● **Task objective**
Copy out every line of the records where the string "Windows" occurs.

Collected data
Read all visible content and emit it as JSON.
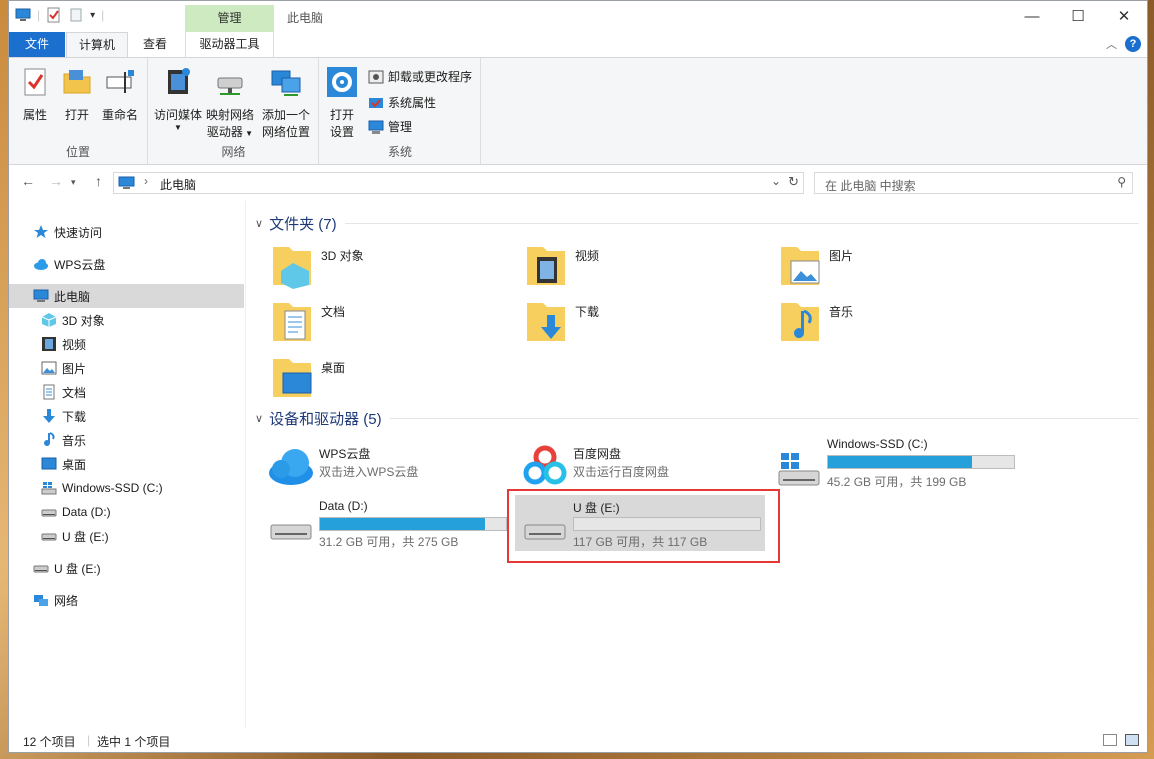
{
  "window": {
    "title": "此电脑",
    "manage_label": "管理",
    "minimize": "—",
    "maximize": "☐",
    "close": "✕"
  },
  "tabs": {
    "file": "文件",
    "computer": "计算机",
    "view": "查看",
    "drive_tools": "驱动器工具"
  },
  "ribbon": {
    "location": {
      "label": "位置",
      "properties": "属性",
      "open": "打开",
      "rename": "重命名"
    },
    "network": {
      "label": "网络",
      "media": "访问媒体",
      "map_drive_1": "映射网络",
      "map_drive_2": "驱动器",
      "add_loc_1": "添加一个",
      "add_loc_2": "网络位置"
    },
    "system": {
      "label": "系统",
      "open_settings_1": "打开",
      "open_settings_2": "设置",
      "uninstall": "卸载或更改程序",
      "sysprops": "系统属性",
      "manage": "管理"
    }
  },
  "navbar": {
    "path": "此电脑",
    "search_placeholder": "在 此电脑 中搜索"
  },
  "sidebar": {
    "quick_access": "快速访问",
    "wps": "WPS云盘",
    "this_pc": "此电脑",
    "objects3d": "3D 对象",
    "videos": "视频",
    "pictures": "图片",
    "documents": "文档",
    "downloads": "下载",
    "music": "音乐",
    "desktop": "桌面",
    "c_drive": "Windows-SSD (C:)",
    "d_drive": "Data (D:)",
    "e_drive": "U 盘 (E:)",
    "e_drive_root": "U 盘 (E:)",
    "network": "网络"
  },
  "folders": {
    "header": "文件夹 (7)",
    "items": [
      "3D 对象",
      "视频",
      "图片",
      "文档",
      "下载",
      "音乐",
      "桌面"
    ]
  },
  "devices": {
    "header": "设备和驱动器 (5)",
    "wps": {
      "name": "WPS云盘",
      "sub": "双击进入WPS云盘"
    },
    "baidu": {
      "name": "百度网盘",
      "sub": "双击运行百度网盘"
    },
    "c": {
      "name": "Windows-SSD (C:)",
      "sub": "45.2 GB 可用，共 199 GB",
      "used_fraction": 0.773
    },
    "d": {
      "name": "Data (D:)",
      "sub": "31.2 GB 可用，共 275 GB",
      "used_fraction": 0.887
    },
    "e": {
      "name": "U 盘 (E:)",
      "sub": "117 GB 可用，共 117 GB",
      "used_fraction": 0.0
    }
  },
  "status": {
    "count": "12 个项目",
    "selected": "选中 1 个项目"
  },
  "colors": {
    "accent": "#1a6fcf",
    "bar_fill": "#26a0da",
    "manage_tab": "#cdeac0",
    "highlight_box": "#e53935"
  }
}
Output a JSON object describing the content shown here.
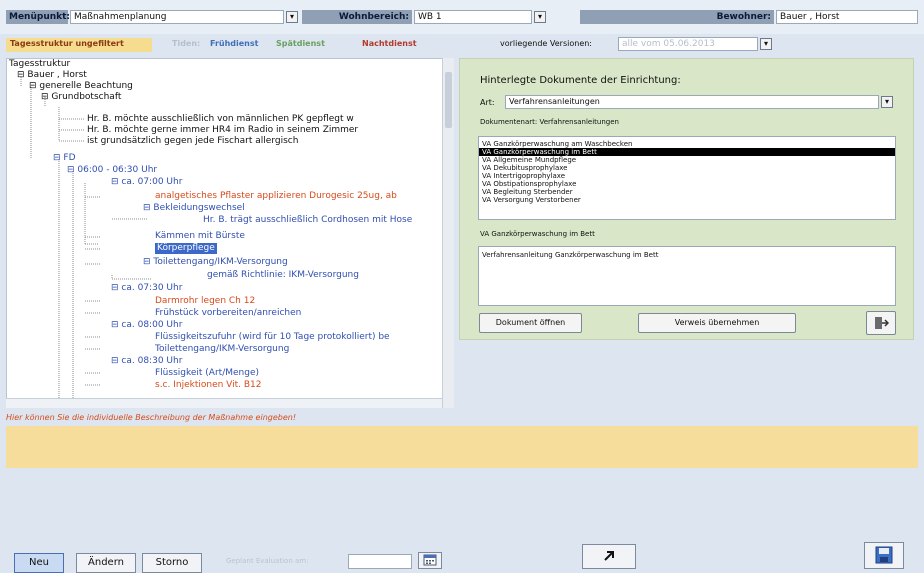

● **Task solution**
    "c_drive": "Windows-SSD (C:)",
      "name": "Windows-SSD (C:)",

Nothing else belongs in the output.